(Data items)
····················

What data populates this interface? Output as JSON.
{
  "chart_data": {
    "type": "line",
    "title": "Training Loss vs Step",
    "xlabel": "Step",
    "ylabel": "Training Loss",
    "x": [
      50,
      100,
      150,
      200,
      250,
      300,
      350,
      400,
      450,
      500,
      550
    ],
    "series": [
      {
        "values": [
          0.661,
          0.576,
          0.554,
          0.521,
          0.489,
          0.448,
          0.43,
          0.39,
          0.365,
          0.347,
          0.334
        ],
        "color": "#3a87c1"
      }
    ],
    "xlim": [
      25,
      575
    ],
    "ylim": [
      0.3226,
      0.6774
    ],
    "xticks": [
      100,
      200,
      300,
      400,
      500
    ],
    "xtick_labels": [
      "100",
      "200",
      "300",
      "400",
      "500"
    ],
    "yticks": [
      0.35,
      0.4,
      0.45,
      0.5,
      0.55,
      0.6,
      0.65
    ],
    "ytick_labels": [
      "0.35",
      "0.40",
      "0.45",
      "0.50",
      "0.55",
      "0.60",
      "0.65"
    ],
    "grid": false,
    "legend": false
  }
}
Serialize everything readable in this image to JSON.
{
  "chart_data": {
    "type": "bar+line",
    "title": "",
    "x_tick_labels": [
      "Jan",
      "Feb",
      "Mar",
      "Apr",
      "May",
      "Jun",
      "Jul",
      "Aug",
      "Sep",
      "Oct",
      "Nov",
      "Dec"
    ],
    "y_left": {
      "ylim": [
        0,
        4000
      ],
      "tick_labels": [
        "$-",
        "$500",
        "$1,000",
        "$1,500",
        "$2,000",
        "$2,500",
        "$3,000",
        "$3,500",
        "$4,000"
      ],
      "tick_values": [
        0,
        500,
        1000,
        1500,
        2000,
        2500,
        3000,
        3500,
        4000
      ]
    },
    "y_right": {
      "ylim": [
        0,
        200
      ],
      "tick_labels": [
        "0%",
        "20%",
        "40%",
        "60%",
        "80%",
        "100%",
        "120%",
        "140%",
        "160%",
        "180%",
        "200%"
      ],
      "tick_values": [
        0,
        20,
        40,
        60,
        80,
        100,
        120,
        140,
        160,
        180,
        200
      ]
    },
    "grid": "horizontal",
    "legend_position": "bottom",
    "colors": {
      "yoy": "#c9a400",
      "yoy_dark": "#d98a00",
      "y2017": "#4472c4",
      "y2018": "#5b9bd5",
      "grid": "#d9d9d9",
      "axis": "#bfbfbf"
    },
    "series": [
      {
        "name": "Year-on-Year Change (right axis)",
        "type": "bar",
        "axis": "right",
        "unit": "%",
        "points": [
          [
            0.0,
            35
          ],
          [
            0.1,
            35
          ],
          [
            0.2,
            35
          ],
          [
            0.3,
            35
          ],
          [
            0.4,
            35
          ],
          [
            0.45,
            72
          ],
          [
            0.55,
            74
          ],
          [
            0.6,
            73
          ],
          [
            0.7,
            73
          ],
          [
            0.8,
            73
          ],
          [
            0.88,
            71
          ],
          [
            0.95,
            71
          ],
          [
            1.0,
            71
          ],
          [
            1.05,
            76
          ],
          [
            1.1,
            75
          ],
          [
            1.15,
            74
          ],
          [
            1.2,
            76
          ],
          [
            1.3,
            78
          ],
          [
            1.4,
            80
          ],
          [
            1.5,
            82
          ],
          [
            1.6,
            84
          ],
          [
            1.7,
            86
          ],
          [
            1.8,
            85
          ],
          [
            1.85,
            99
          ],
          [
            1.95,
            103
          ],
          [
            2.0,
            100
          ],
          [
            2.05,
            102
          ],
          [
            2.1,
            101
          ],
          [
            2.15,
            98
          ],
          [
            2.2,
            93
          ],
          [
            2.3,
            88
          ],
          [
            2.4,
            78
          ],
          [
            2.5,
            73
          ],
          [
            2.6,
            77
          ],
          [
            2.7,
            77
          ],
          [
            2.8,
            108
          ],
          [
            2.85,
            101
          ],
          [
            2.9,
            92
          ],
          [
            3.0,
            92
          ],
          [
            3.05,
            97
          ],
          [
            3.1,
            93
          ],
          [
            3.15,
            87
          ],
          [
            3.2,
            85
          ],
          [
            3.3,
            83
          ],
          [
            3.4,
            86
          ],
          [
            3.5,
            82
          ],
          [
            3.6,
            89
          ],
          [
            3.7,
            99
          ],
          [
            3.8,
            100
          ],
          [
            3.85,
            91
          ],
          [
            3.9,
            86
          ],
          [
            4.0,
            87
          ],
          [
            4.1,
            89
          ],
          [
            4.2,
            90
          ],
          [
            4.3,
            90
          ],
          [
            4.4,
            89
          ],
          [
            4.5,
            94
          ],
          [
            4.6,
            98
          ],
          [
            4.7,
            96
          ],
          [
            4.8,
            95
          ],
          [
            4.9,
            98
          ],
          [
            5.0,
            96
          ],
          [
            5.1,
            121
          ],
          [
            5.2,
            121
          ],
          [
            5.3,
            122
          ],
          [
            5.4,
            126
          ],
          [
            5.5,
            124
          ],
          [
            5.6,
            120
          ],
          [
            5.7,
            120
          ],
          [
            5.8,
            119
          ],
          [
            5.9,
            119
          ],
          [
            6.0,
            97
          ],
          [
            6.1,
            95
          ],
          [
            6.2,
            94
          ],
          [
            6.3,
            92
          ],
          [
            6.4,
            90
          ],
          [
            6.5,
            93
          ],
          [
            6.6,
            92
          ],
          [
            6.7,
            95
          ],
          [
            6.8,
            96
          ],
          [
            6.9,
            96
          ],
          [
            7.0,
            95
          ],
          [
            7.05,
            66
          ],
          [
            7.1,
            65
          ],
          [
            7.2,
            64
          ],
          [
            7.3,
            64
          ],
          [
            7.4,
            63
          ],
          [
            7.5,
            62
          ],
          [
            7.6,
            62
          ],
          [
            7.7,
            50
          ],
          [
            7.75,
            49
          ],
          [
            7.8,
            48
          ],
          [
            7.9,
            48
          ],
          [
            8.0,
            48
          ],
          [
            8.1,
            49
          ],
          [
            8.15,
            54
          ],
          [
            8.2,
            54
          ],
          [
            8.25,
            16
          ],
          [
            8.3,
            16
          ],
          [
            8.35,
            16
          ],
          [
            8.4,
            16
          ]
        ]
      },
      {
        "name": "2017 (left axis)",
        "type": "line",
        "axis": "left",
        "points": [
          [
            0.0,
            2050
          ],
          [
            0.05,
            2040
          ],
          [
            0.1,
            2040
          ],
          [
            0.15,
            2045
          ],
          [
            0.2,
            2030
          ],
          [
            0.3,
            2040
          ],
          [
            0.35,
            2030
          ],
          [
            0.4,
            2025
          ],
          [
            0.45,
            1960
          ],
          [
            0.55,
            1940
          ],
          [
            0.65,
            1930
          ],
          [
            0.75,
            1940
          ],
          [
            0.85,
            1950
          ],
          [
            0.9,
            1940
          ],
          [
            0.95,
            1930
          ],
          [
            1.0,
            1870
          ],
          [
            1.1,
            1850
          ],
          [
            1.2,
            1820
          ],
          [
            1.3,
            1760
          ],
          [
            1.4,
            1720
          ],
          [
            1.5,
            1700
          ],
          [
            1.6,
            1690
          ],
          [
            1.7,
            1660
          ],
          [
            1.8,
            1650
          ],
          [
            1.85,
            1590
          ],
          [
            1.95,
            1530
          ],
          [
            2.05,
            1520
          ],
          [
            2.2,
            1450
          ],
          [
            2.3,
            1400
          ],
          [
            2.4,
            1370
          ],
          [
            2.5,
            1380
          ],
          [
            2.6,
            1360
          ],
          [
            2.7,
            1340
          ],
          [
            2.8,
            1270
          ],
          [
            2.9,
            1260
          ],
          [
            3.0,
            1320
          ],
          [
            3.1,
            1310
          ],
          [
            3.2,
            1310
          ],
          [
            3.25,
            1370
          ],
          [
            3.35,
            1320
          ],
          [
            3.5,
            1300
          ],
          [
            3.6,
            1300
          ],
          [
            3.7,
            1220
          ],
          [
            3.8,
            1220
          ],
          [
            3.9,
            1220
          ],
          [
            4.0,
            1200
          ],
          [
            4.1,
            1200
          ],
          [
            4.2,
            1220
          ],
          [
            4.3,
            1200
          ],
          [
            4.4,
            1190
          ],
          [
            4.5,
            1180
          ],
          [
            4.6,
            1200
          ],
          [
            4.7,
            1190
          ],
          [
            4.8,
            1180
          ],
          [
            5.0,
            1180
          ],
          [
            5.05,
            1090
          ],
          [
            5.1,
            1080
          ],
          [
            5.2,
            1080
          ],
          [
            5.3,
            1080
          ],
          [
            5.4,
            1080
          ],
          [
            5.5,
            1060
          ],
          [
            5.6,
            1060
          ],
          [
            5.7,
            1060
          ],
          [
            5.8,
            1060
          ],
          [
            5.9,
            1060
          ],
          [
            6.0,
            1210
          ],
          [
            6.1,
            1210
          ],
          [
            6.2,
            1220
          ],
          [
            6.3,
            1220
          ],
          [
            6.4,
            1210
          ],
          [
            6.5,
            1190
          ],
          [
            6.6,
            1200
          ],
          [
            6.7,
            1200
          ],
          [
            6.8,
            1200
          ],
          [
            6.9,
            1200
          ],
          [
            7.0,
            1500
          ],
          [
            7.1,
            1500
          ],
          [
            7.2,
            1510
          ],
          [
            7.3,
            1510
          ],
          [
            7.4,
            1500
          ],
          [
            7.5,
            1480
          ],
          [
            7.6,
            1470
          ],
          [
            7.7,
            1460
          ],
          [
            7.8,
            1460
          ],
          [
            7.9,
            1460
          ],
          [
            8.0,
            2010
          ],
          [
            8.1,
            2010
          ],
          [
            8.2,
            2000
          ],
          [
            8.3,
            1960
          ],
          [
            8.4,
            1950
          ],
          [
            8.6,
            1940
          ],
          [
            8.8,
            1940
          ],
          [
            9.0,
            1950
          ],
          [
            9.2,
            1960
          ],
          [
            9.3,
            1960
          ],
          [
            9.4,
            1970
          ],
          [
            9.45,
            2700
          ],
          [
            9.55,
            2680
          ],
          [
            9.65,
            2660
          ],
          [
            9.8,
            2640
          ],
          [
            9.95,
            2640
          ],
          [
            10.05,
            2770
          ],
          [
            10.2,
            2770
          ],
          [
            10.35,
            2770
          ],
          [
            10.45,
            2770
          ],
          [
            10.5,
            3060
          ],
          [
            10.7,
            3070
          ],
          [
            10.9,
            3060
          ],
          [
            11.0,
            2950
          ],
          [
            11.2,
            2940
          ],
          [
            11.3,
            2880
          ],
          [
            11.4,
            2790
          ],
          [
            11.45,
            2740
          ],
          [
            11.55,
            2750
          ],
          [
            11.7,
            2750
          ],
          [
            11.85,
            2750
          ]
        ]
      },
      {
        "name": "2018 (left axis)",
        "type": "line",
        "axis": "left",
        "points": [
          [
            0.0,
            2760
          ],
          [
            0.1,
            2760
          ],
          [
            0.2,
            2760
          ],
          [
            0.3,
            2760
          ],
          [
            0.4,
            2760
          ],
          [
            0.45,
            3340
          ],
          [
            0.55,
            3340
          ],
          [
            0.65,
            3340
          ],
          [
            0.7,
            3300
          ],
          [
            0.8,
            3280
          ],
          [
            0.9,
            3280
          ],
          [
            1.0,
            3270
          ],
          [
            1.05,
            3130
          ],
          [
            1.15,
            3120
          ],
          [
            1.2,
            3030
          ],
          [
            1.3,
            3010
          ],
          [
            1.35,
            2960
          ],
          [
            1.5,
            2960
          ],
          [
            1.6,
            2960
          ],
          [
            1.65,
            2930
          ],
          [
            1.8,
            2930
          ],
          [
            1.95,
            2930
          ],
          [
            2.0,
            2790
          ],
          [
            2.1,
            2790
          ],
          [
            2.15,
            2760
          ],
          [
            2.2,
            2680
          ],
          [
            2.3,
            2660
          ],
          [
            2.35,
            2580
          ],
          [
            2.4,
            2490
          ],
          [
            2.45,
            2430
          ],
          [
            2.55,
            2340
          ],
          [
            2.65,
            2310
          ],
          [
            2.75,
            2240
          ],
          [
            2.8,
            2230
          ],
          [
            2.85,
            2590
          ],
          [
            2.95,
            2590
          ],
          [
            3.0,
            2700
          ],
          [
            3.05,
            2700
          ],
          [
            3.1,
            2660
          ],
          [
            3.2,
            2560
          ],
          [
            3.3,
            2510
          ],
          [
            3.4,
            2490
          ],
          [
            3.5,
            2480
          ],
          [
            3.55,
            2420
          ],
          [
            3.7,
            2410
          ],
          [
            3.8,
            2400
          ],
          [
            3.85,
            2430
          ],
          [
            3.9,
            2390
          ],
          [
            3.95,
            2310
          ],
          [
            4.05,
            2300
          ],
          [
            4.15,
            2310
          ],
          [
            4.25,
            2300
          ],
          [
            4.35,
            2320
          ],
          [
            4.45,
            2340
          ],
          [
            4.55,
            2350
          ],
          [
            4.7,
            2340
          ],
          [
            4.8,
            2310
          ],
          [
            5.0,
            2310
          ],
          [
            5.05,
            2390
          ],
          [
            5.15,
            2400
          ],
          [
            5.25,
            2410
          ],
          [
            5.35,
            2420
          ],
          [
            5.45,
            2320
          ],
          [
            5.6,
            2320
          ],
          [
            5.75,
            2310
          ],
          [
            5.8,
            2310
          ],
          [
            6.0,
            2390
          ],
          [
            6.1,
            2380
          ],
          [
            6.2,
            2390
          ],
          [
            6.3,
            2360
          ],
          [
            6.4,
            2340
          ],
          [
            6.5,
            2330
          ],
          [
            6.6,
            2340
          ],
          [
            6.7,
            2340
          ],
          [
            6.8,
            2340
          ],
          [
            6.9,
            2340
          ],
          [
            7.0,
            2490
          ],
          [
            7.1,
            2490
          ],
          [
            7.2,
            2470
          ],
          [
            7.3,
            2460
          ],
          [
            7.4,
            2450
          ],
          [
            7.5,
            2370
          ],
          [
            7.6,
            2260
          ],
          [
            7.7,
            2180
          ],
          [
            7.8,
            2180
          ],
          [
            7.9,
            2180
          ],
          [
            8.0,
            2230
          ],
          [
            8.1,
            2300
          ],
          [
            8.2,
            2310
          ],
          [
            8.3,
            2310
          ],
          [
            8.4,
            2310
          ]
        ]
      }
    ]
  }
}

····················

YOUR GOAL -> Copy each line of the records that contains the word "axis".

CORRECT RESULT ->
      "axis": "#bfbfbf"
        "name": "Year-on-Year Change (right axis)",
        "axis": "right",
        "name": "2017 (left axis)",
        "axis": "left",
        "name": "2018 (left axis)",
        "axis": "left",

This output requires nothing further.